* _INPUT FOR THIS TASK_
(begin)

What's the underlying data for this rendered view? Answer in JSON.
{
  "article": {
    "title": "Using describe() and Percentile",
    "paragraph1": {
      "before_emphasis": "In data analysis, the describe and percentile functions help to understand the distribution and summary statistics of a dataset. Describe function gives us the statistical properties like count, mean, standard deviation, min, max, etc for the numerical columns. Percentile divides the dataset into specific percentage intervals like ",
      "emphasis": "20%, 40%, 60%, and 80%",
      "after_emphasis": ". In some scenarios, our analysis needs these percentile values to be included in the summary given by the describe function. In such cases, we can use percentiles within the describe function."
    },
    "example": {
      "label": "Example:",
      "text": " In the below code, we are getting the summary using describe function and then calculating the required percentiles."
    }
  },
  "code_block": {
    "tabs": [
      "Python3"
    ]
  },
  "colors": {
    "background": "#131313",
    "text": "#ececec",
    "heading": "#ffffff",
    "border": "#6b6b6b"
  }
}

(end)
(begin)

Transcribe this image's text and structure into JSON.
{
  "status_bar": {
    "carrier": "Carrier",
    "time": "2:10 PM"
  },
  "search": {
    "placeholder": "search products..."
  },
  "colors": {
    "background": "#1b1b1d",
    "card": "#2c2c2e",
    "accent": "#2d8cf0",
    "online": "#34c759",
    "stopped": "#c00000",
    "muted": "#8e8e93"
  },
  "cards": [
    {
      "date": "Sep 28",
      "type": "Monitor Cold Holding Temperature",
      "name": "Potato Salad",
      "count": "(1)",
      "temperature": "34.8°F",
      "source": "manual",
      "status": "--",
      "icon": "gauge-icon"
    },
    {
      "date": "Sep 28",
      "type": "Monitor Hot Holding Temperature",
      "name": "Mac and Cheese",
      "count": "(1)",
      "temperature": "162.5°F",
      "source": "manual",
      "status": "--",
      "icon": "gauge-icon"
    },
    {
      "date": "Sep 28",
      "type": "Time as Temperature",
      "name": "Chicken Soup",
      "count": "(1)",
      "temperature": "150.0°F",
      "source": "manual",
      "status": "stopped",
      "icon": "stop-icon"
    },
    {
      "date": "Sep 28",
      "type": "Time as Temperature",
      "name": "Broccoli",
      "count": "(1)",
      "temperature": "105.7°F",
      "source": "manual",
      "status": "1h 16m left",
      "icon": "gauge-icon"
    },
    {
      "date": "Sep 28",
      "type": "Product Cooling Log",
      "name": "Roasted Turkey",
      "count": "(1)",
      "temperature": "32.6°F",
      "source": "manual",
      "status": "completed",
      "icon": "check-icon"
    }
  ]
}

(end)

* _PROBLEM STATEMENT_
Gather each line in these records that contains the string "JSON".

* _RESULT FOR THIS TASK_
What's the underlying data for this rendered view? Answer in JSON.
Transcribe this image's text and structure into JSON.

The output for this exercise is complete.